▶ _TASK INSTRUCTIONS_
Pick out the lines in the listing below that contain the word "this" and copy them.

****************************************

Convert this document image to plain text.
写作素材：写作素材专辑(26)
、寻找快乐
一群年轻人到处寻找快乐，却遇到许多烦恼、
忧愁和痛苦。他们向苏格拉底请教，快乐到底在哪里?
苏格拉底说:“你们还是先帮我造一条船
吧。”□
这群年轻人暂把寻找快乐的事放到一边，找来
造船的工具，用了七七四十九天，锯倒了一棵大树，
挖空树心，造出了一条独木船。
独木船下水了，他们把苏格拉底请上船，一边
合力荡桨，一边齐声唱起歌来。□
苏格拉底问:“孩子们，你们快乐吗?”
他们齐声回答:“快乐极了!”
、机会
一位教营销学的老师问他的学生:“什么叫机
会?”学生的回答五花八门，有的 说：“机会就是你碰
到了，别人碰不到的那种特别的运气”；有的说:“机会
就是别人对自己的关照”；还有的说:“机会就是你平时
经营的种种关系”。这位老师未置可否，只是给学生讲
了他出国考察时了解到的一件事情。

****************************************

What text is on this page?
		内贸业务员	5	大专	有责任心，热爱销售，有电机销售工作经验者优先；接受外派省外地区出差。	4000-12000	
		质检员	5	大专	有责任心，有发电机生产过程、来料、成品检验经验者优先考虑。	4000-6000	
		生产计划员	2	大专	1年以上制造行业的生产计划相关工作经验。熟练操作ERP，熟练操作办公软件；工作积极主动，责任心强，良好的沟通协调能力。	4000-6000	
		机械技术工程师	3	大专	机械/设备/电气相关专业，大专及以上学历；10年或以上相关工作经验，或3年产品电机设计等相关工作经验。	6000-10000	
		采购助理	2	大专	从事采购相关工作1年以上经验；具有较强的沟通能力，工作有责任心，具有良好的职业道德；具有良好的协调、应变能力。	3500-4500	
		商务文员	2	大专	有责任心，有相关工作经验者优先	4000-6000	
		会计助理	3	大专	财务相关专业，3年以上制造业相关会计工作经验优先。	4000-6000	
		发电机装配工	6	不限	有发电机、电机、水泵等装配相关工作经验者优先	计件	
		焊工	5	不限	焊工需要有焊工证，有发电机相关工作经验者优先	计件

****************************************

▶ _SOLUTION_
Convert this document image to plain text.
What text is on this page?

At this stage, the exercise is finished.